EJERCICIOS PROPUESTOS:
• 1. En el texto sobre el Día de la Memoria, ¿qué gobierno instituyó esa jornada?
• 2. Prosigue el texto sobre el Día de la Memoria a partir de su última oración.

Otro desmarque del PP

Desde que, en los tiempos del parlamento incompleto por imperativo legal, el Gobierno de Patxi López instituyó el Día de la Memoria, he cumplido el trámite de escribir en todas y cada una de las ediciones sobre este peculiar brindis al sol. De vísperas, en la jornada o, como hoy, a toro pasado. Un repaso cronológico de esos desahogos arroja como resultado quintales de melancolía veteada de cierta irritación. Nada parece haber cambiado. Flores, pebeteros, discursos, gestos de estudiada solemnidad y, por supuesto, desmarques.

Este año, en singular: desmarque. Ha sido de nuevo la menguante quinta fuerza política del país, el PP, la que ha hecho mutis bajo el intelectualmente perezoso pretexto de que el homenaje se creó solo para las víctimas del terrorismo. Y ahí, aunque meten para hacer bulto a las del GAL y el Batallón Vasco Español, es evidente que se refieren exclusivamente a las de ETA. Sostienen los ahora comandados por el regresado Alfonso Alonso que la inclusión de cualquier otro sufrimiento que no sea el genuino, el homologado por la Denominación de Origen del Dolor, incurre en perversa equiparación y no están dispuestos a pasar por eso.

FILAS DE DATOS:

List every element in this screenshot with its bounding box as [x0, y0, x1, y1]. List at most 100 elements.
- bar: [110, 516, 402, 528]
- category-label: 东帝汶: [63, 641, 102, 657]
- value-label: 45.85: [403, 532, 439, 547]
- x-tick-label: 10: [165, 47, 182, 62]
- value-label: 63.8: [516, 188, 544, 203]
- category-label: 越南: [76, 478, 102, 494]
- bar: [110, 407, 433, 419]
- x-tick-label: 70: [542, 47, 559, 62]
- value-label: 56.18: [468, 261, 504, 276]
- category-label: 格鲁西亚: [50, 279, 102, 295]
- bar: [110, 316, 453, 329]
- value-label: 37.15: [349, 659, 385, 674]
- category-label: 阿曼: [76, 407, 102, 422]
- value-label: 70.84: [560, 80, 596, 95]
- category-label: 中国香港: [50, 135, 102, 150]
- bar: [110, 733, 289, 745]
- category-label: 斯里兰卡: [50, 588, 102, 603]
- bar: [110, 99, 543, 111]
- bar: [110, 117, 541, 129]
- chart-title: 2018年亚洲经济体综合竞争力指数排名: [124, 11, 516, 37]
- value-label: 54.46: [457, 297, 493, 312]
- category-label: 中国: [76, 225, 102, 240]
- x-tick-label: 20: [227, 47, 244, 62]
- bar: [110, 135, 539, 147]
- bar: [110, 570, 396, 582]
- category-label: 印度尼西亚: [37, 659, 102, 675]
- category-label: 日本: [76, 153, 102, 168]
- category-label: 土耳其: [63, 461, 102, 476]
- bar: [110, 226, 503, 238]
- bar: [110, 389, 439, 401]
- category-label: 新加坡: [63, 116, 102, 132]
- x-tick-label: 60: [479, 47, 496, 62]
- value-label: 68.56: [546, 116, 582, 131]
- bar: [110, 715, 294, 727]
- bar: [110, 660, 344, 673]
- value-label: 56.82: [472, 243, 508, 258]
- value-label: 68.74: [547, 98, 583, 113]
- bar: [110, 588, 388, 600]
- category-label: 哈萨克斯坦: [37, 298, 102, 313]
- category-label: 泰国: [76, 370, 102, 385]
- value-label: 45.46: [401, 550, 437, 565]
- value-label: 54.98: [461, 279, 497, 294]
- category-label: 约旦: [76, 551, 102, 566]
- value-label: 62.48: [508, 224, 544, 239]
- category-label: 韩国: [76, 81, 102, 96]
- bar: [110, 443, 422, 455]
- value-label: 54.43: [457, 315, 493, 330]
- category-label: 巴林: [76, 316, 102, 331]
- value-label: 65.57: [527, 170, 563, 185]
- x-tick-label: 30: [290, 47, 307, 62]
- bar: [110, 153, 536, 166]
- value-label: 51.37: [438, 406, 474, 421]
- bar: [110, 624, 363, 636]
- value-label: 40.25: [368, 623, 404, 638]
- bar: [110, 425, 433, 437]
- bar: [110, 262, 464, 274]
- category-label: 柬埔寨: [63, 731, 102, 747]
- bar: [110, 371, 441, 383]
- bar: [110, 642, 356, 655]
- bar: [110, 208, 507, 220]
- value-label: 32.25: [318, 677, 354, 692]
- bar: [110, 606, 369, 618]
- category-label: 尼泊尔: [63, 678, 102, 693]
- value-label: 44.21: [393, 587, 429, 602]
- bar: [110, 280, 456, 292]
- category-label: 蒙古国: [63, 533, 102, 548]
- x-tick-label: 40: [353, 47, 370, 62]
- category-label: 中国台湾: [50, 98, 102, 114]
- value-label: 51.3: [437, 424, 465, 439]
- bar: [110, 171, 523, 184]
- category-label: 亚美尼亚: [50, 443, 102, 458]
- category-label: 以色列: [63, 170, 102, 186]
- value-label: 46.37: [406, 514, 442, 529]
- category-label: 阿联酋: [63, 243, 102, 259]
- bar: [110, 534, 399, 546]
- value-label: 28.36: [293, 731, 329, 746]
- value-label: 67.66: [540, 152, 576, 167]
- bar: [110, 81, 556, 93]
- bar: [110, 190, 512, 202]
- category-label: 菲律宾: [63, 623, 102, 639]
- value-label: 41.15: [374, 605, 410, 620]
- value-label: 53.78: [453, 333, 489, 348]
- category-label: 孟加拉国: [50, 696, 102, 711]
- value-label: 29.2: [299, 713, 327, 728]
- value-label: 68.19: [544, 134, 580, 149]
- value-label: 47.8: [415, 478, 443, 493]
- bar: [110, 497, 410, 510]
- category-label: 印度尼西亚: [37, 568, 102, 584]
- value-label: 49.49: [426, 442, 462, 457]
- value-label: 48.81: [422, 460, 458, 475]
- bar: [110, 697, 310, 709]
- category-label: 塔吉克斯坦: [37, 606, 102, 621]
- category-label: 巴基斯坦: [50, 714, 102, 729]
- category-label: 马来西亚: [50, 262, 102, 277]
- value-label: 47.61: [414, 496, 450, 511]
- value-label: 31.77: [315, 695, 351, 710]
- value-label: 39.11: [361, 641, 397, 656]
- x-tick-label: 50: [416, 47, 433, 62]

EJERCICIOS RESUELTOS:
• 1. El Gobierno de Patxi López.

• 2.
Somos lo suficientemente mayorcitos para tener claro que tras tan endeble argumentación  —casi insulto a la inteligencia y, desde luego, a las personas que han sido objeto de daño injusto— no hay más que marketing politiquero. Desnudo sin ETA, como reconoció la laminada antigua presidenta, Arantza Quiroga, y con el resto de mensajes cogidos por otras siglas, el PP vasco ha decidido seguir explotando las rancias martingalas constitucionalistas. Así les va.

Fabio, 25 años

Se me humedecieron los ojos, cómo evitarlo, leyendo el pasado domingo el reportaje de Kike Santarén sobre el asesinato del niño Fabio Moreno hace ahora 25 años. Durísima, la expresión “el hijo de un txakurra”, pero es que exactamente así justificaron y menospreciaron el crimen muchos de los que ahora tildan a los demás de enemigos de la paz. Tanto ir con la memoria en la boca arriba y abajo, y qué poco les gusta que les recuerden que sus héroes, esos a los que aún hoy festejan, no tuvieron el menor empacho en manchar el asfalto con sangre infantil. Daños colaterales, decían, y esa era la versión amable frente a la otra, la que helaba el alma: socialización del sufrimiento.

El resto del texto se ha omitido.